What the task asks
Exactly repeat the full listing that follows.
__________
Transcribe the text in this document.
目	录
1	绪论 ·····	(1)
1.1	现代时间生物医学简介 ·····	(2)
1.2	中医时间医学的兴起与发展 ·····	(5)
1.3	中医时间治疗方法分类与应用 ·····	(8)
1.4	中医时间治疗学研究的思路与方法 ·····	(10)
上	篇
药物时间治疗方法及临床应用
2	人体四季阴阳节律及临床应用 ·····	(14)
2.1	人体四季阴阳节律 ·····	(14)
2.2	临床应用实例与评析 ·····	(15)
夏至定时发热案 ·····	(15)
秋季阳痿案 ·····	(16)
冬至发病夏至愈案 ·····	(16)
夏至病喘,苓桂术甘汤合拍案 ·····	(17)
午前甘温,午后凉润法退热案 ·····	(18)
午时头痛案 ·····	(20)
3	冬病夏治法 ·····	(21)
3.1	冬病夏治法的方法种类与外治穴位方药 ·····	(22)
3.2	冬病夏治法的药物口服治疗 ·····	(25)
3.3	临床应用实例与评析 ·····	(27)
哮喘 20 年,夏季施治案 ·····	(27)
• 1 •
__________
Task response
Transcribe the text in this document.
目	录
1	绪论 ·····	(1)
1.1	现代时间生物医学简介 ·····	(2)
1.2	中医时间医学的兴起与发展 ·····	(5)
1.3	中医时间治疗方法分类与应用 ·····	(8)
1.4	中医时间治疗学研究的思路与方法 ·····	(10)
上	篇
药物时间治疗方法及临床应用
2	人体四季阴阳节律及临床应用 ·····	(14)
2.1	人体四季阴阳节律 ·····	(14)
2.2	临床应用实例与评析 ·····	(15)
夏至定时发热案 ·····	(15)
秋季阳痿案 ·····	(16)
冬至发病夏至愈案 ·····	(16)
夏至病喘,苓桂术甘汤合拍案 ·····	(17)
午前甘温,午后凉润法退热案 ·····	(18)
午时头痛案 ·····	(20)
3	冬病夏治法 ·····	(21)
3.1	冬病夏治法的方法种类与外治穴位方药 ·····	(22)
3.2	冬病夏治法的药物口服治疗 ·····	(25)
3.3	临床应用实例与评析 ·····	(27)
哮喘 20 年,夏季施治案 ·····	(27)
• 1 •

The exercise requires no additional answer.